▶ What you are asked to do
Copy all lines holding the word "ffffff" from the entries.
···
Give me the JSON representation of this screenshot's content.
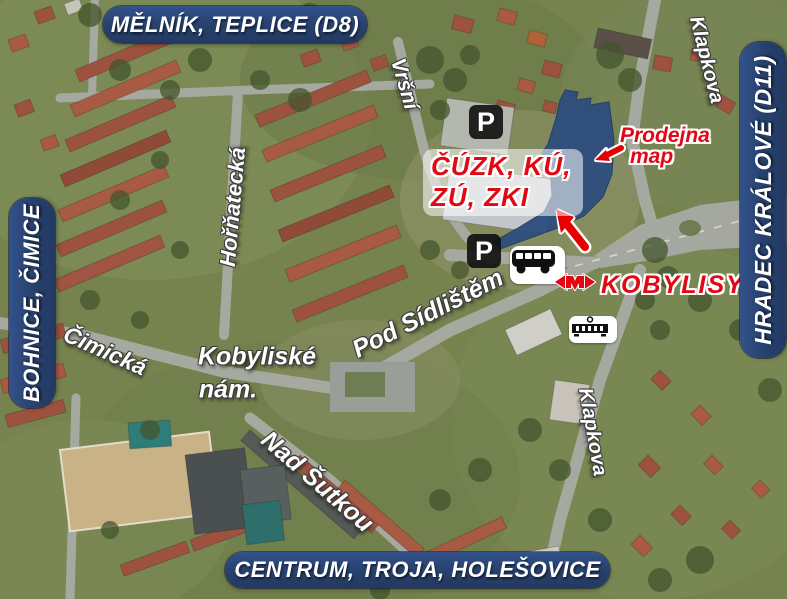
{
  "direction_banners": {
    "top": "MĚLNÍK, TEPLICE (D8)",
    "left": "BOHNICE, ČIMICE",
    "right": "HRADEC KRÁLOVÉ (D11)",
    "bottom": "CENTRUM, TROJA, HOLEŠOVICE"
  },
  "street_labels": {
    "vrsni": "Vršní",
    "hornatecka": "Hořňatecká",
    "cimicka": "Čimická",
    "kobyliske_nam_line1": "Kobyliské",
    "kobyliske_nam_line2": "nám.",
    "pod_sidlistem": "Pod Sídlištěm",
    "nad_sutkou": "Nad Šutkou",
    "klapkova_north": "Klapkova",
    "klapkova_south": "Klapkova"
  },
  "landmarks": {
    "office_line1": "ČÚZK, KÚ,",
    "office_line2": "ZÚ, ZKI",
    "map_shop_line1": "Prodejna",
    "map_shop_line2": "map",
    "metro_station_name": "KOBYLISY",
    "parking_symbol": "P"
  },
  "icons": [
    "parking-icon",
    "bus-icon",
    "tram-icon",
    "prague-metro-logo",
    "arrow-to-entrance",
    "arrow-to-map-shop"
  ],
  "colors": {
    "banner_navy": "#27406c",
    "highlight_building_navy": "#2e4d7e",
    "label_red": "#e30613",
    "street_label_white": "#ffffff",
    "parking_black": "#0f0f0f"
  }
}
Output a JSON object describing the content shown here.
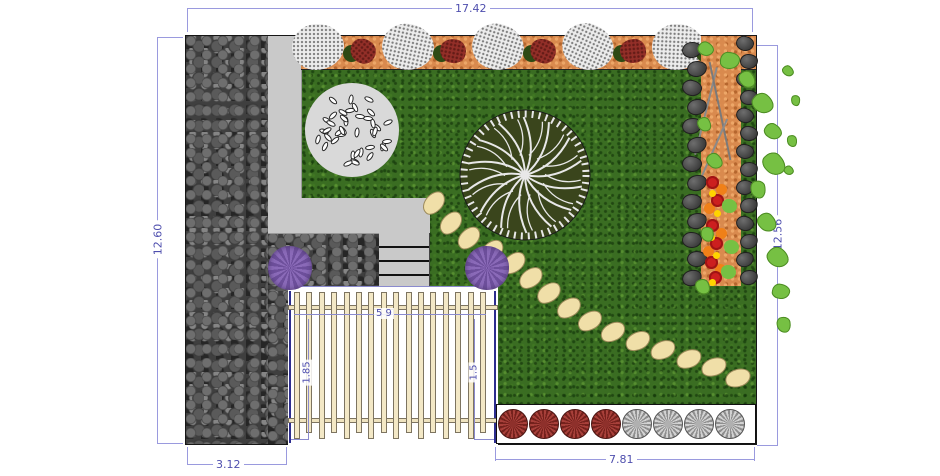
{
  "title": "Garden landscape plan",
  "dimensions": {
    "top": "17.42",
    "left": "12.60",
    "right": "12.56",
    "bottom_left": "3.12",
    "bottom_right": "7.81",
    "fence_width": "5 9",
    "fence_height_left": "1.85",
    "fence_height_right": "1.5"
  },
  "colors": {
    "dim_line": "#9a9ade",
    "dim_text": "#4f4fae",
    "plan_border": "#161616",
    "lawn_green": "#3a6d22",
    "gravel_gray": "#3f3f3f",
    "path_gray": "#c9c9c9",
    "mulch_orange": "#d98a4e",
    "tree_canopy": "#3a451c",
    "tree_veins": "#e8e8e8",
    "pebble_bed": "#d9d9d9",
    "stepping_stone": "#f0dfa8",
    "fence_wood": "#f3e8c6",
    "bush_purple": "#8a6ab8",
    "shrub_red": "#a8403a",
    "shrub_red_dark": "#74211c",
    "shrub_gray": "#d2d2d2",
    "shrub_gray_dark": "#8f8f8f",
    "flower_red": "#cc1f1f",
    "flower_orange": "#f08018",
    "flower_yellow": "#ffd400",
    "leaf_green": "#76c043",
    "boulder_gray": "#4e4e4e"
  },
  "elements": {
    "fence_slat_count": 16,
    "stepping_stone_count": 15,
    "pebble_count": 42,
    "purple_bush_count": 2,
    "bottom_shrubs": {
      "red_count": 4,
      "gray_count": 4
    },
    "top_bed": {
      "gray_shrub_count": 5,
      "red_flower_count": 5
    },
    "right_bed": {
      "red_flower_count": 6,
      "orange_flower_count": 5,
      "yellow_flower_count": 5,
      "leaf_count": 3
    }
  }
}
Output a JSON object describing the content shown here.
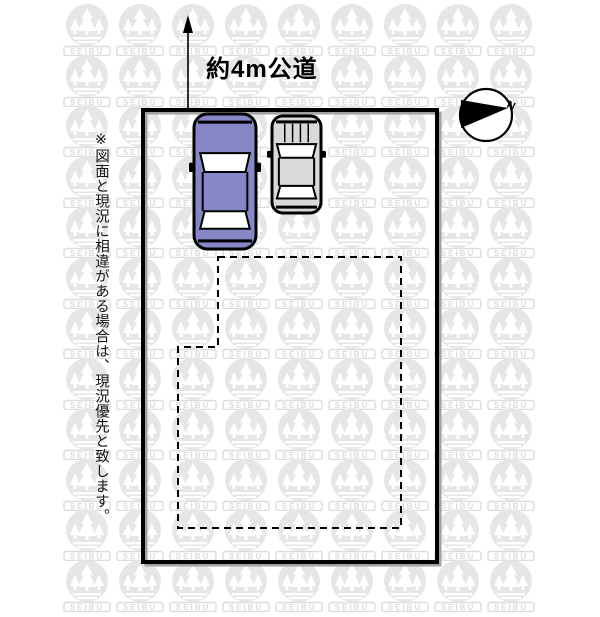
{
  "page": {
    "width": 600,
    "height": 600,
    "background": "#ffffff"
  },
  "watermark": {
    "text": "SEIBU",
    "circle_color": "#e6e6e6",
    "text_color": "#dcdcdc",
    "grid": {
      "cols": 9,
      "rows": 12,
      "x_start": 87,
      "y_start": 25,
      "x_pitch": 53,
      "y_pitch": 50.5
    }
  },
  "diagram": {
    "road_label": "約4m公道",
    "compass_label": "N",
    "disclaimer": "※図面と現況に相違がある場合は、現況優先と致します。",
    "line_color": "#000000",
    "boundary": {
      "x": 143,
      "y": 110,
      "width": 294,
      "height": 452,
      "stroke_width": 4,
      "shadow_color": "#a2a2a2"
    },
    "building_outline": {
      "points": [
        [
          218,
          257
        ],
        [
          401,
          257
        ],
        [
          401,
          528
        ],
        [
          178,
          528
        ],
        [
          178,
          347
        ],
        [
          218,
          347
        ]
      ],
      "dash": "7 5",
      "stroke_width": 2
    },
    "road_arrow": {
      "x": 188,
      "line_top": 30,
      "line_bottom": 109,
      "head": [
        [
          188,
          15
        ],
        [
          183,
          33
        ],
        [
          193,
          33
        ]
      ]
    },
    "compass": {
      "cx": 486,
      "cy": 115,
      "r": 26,
      "needle": [
        [
          461,
          100
        ],
        [
          461,
          128
        ],
        [
          508,
          108
        ]
      ],
      "n_x": 506,
      "n_y": 107,
      "n_rotate": 25
    },
    "cars": [
      {
        "name": "car-blue",
        "x": 194,
        "y": 114,
        "width": 62,
        "height": 135,
        "color": "#8787c8",
        "hood_lines": false
      },
      {
        "name": "car-gray",
        "x": 272,
        "y": 116,
        "width": 49,
        "height": 97,
        "color": "#d9d9d9",
        "hood_lines": true
      }
    ]
  }
}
···
▶ Problem solution
    "street_label_white": "#ffffff",
    "background": "#ffffff"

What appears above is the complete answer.